## Start Records

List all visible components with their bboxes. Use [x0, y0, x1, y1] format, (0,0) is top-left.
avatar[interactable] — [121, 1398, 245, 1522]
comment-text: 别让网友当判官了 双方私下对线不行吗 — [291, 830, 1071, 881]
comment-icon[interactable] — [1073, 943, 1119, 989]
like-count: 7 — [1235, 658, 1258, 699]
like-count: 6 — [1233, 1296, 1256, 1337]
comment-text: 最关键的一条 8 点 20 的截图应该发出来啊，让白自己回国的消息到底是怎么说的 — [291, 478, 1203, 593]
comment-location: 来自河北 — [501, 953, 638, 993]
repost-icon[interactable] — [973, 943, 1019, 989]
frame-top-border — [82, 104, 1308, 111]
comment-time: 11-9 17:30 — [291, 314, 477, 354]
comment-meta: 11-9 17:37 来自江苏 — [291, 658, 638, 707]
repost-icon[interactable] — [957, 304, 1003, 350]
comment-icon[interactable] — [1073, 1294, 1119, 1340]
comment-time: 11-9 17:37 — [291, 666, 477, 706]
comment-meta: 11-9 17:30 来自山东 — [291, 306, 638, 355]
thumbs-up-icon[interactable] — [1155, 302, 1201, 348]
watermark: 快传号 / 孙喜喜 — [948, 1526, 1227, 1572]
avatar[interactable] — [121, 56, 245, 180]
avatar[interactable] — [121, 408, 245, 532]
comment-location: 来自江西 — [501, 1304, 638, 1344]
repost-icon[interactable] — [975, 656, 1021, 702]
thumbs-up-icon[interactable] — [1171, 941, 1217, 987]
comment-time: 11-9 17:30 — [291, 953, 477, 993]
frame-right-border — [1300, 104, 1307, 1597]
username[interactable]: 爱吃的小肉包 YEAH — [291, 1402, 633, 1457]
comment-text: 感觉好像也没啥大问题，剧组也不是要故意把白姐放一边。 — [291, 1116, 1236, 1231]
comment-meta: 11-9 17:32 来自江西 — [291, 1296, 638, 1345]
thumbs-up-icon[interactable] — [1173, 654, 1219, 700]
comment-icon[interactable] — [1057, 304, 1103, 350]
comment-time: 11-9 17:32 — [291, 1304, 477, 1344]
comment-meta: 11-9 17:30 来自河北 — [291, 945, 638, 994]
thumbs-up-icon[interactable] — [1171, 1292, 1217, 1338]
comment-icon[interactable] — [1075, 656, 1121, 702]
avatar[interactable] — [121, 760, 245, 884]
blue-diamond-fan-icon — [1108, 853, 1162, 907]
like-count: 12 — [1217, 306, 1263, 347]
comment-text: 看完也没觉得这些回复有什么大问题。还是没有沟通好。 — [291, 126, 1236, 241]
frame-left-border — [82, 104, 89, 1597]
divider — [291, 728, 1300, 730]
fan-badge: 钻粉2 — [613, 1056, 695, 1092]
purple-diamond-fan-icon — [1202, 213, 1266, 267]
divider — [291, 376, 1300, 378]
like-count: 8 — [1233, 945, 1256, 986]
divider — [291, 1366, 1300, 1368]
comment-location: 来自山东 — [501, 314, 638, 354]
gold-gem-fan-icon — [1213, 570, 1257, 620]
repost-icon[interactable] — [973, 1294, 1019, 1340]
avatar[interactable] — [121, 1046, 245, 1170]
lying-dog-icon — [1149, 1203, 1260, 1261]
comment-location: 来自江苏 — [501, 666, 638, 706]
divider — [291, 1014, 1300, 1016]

## End Records

— Task details —
Can you extract every line of the listing above and reproduce each one verbatim, with nothing changed, dropped, or added?

— Expected answer —
List all visible components with their bboxes. Use [x0, y0, x1, y1] format, (0,0) is top-left.
avatar[interactable] — [121, 1398, 245, 1522]
comment-text: 别让网友当判官了 双方私下对线不行吗 — [291, 830, 1071, 881]
comment-icon[interactable] — [1073, 943, 1119, 989]
like-count: 7 — [1235, 658, 1258, 699]
like-count: 6 — [1233, 1296, 1256, 1337]
comment-text: 最关键的一条 8 点 20 的截图应该发出来啊，让白自己回国的消息到底是怎么说的 — [291, 478, 1203, 593]
comment-location: 来自河北 — [501, 953, 638, 993]
repost-icon[interactable] — [973, 943, 1019, 989]
frame-top-border — [82, 104, 1308, 111]
comment-time: 11-9 17:30 — [291, 314, 477, 354]
comment-meta: 11-9 17:37 来自江苏 — [291, 658, 638, 707]
repost-icon[interactable] — [957, 304, 1003, 350]
comment-icon[interactable] — [1073, 1294, 1119, 1340]
comment-time: 11-9 17:37 — [291, 666, 477, 706]
comment-meta: 11-9 17:30 来自山东 — [291, 306, 638, 355]
thumbs-up-icon[interactable] — [1155, 302, 1201, 348]
watermark: 快传号 / 孙喜喜 — [948, 1526, 1227, 1572]
avatar[interactable] — [121, 56, 245, 180]
avatar[interactable] — [121, 408, 245, 532]
comment-location: 来自江西 — [501, 1304, 638, 1344]
repost-icon[interactable] — [975, 656, 1021, 702]
thumbs-up-icon[interactable] — [1171, 941, 1217, 987]
comment-time: 11-9 17:30 — [291, 953, 477, 993]
frame-right-border — [1300, 104, 1307, 1597]
username[interactable]: 爱吃的小肉包 YEAH — [291, 1402, 633, 1457]
comment-text: 感觉好像也没啥大问题，剧组也不是要故意把白姐放一边。 — [291, 1116, 1236, 1231]
comment-meta: 11-9 17:32 来自江西 — [291, 1296, 638, 1345]
thumbs-up-icon[interactable] — [1173, 654, 1219, 700]
comment-icon[interactable] — [1057, 304, 1103, 350]
comment-time: 11-9 17:32 — [291, 1304, 477, 1344]
comment-meta: 11-9 17:30 来自河北 — [291, 945, 638, 994]
thumbs-up-icon[interactable] — [1171, 1292, 1217, 1338]
comment-icon[interactable] — [1075, 656, 1121, 702]
avatar[interactable] — [121, 760, 245, 884]
blue-diamond-fan-icon — [1108, 853, 1162, 907]
like-count: 12 — [1217, 306, 1263, 347]
comment-text: 看完也没觉得这些回复有什么大问题。还是没有沟通好。 — [291, 126, 1236, 241]
frame-left-border — [82, 104, 89, 1597]
divider — [291, 728, 1300, 730]
fan-badge: 钻粉2 — [613, 1056, 695, 1092]
purple-diamond-fan-icon — [1202, 213, 1266, 267]
divider — [291, 376, 1300, 378]
like-count: 8 — [1233, 945, 1256, 986]
divider — [291, 1366, 1300, 1368]
comment-location: 来自山东 — [501, 314, 638, 354]
gold-gem-fan-icon — [1213, 570, 1257, 620]
repost-icon[interactable] — [973, 1294, 1019, 1340]
avatar[interactable] — [121, 1046, 245, 1170]
lying-dog-icon — [1149, 1203, 1260, 1261]
comment-location: 来自江苏 — [501, 666, 638, 706]
divider — [291, 1014, 1300, 1016]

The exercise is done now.